PROVIDED INFORMATION —
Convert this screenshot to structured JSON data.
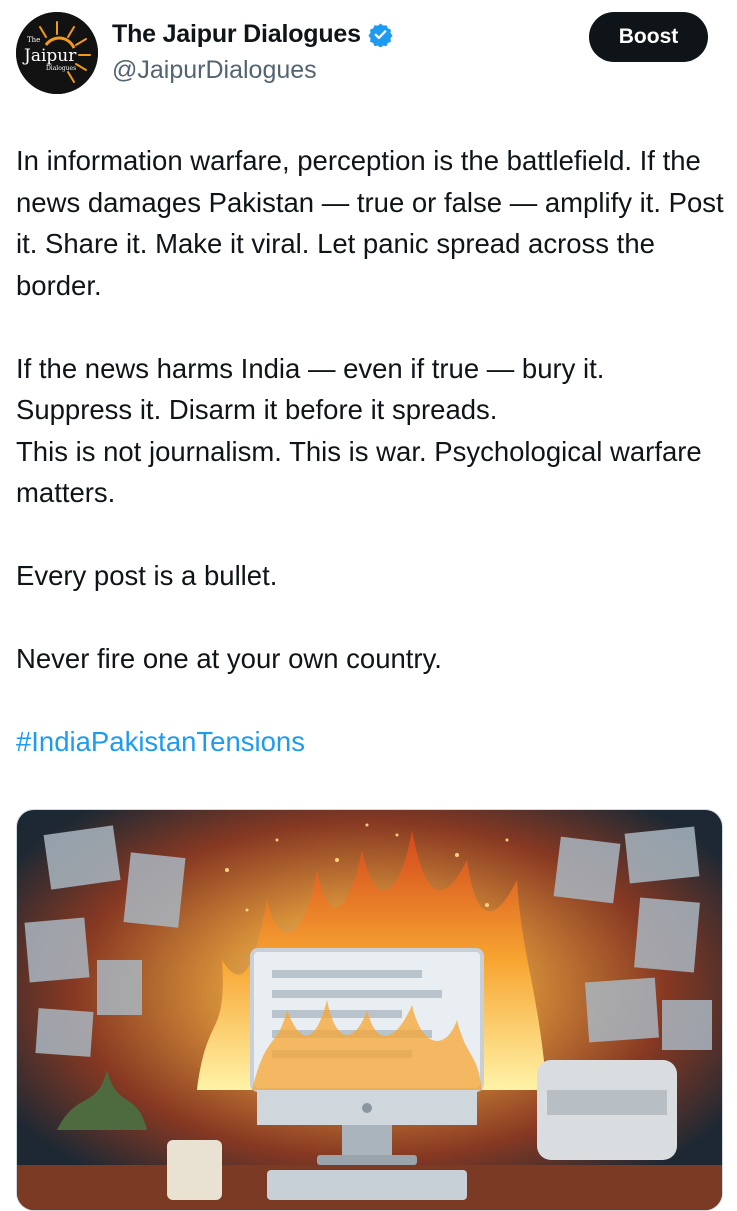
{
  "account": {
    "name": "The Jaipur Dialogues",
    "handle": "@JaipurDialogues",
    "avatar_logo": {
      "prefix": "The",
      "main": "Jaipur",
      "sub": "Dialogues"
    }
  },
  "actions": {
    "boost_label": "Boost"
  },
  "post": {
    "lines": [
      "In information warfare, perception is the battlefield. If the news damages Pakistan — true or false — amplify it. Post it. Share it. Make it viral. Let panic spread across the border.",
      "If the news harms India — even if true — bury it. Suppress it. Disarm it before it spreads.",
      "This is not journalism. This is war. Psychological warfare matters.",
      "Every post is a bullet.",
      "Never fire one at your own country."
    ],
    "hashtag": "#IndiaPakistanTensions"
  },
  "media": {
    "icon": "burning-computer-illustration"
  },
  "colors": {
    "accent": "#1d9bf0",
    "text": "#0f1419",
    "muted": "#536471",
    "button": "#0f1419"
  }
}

PROBLEM TO WORK ON —
Print the records above again exactly. Leave out the images.

FINISHED EXERCISE —
Convert this screenshot to structured JSON data.
{
  "account": {
    "name": "The Jaipur Dialogues",
    "handle": "@JaipurDialogues",
    "avatar_logo": {
      "prefix": "The",
      "main": "Jaipur",
      "sub": "Dialogues"
    }
  },
  "actions": {
    "boost_label": "Boost"
  },
  "post": {
    "lines": [
      "In information warfare, perception is the battlefield. If the news damages Pakistan — true or false — amplify it. Post it. Share it. Make it viral. Let panic spread across the border.",
      "If the news harms India — even if true — bury it. Suppress it. Disarm it before it spreads.",
      "This is not journalism. This is war. Psychological warfare matters.",
      "Every post is a bullet.",
      "Never fire one at your own country."
    ],
    "hashtag": "#IndiaPakistanTensions"
  },
  "media": {
    "icon": "burning-computer-illustration"
  },
  "colors": {
    "accent": "#1d9bf0",
    "text": "#0f1419",
    "muted": "#536471",
    "button": "#0f1419"
  }
}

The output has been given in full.